Tally the lines holding the string "Siqueira" and reply with that number alone.

Dataset items:
------------------------------------

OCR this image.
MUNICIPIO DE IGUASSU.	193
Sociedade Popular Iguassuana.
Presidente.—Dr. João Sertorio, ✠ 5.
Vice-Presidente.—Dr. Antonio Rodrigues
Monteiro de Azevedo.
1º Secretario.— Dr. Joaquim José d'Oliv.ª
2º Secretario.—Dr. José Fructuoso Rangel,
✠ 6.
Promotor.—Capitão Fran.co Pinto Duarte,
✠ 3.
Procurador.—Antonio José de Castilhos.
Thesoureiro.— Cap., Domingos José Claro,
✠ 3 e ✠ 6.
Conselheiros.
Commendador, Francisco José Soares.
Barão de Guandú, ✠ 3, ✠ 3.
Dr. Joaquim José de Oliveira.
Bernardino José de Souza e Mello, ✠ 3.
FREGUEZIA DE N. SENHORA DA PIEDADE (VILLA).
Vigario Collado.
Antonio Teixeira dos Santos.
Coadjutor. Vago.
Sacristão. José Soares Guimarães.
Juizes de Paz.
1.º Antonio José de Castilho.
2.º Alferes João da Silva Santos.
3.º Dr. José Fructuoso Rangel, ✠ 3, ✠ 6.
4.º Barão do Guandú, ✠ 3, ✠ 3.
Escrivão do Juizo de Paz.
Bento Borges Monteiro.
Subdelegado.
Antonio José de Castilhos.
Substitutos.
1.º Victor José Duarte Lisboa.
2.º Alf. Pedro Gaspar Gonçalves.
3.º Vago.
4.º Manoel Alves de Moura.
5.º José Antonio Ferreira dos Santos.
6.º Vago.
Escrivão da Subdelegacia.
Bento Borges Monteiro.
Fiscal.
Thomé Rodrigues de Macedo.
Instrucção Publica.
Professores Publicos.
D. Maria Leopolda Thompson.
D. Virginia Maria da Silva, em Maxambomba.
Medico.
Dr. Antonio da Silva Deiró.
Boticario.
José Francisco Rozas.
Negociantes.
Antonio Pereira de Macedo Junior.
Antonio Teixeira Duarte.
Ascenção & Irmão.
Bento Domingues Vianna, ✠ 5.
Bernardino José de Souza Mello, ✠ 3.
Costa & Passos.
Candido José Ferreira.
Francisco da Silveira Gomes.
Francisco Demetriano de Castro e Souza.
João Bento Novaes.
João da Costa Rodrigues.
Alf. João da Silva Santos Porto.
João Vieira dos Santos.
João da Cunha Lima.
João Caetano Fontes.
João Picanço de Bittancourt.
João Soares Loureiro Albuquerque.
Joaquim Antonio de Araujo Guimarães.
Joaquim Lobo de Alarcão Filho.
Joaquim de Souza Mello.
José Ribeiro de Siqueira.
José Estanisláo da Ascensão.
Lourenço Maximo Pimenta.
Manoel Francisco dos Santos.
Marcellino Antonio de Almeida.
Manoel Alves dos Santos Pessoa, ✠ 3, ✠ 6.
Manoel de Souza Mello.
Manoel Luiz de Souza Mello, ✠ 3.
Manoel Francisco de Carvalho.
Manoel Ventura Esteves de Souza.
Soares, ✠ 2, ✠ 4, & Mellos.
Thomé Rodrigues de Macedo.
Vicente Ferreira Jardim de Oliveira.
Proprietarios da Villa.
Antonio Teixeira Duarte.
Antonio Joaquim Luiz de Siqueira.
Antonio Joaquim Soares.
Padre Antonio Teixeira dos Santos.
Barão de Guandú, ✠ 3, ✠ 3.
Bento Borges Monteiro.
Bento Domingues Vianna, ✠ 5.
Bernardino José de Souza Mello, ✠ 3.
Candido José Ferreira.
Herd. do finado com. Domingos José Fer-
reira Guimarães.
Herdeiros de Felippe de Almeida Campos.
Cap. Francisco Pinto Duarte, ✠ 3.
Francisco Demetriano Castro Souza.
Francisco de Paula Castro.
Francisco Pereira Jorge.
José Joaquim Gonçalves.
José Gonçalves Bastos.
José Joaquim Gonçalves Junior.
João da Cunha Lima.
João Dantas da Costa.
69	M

------------------------------------

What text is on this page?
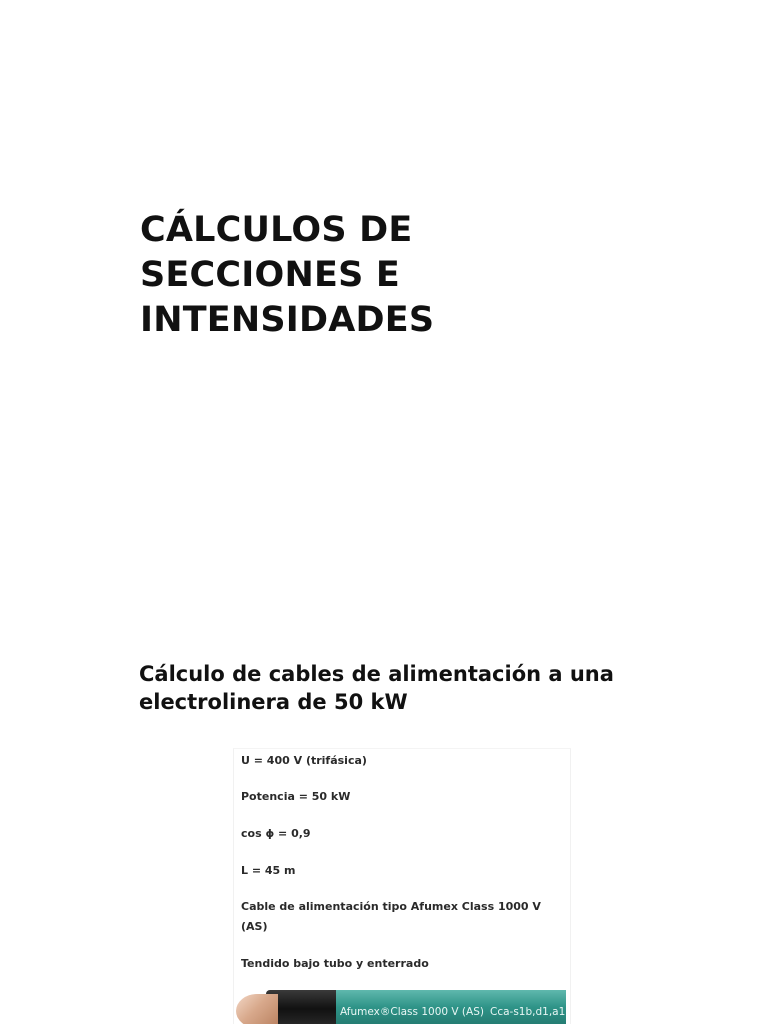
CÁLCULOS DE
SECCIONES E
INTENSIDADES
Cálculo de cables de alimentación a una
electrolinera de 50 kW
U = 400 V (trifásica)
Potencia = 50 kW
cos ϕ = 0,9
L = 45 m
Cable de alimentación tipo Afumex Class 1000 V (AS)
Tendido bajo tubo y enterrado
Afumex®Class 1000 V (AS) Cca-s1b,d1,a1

------------------------------------

Answer to this problem: 2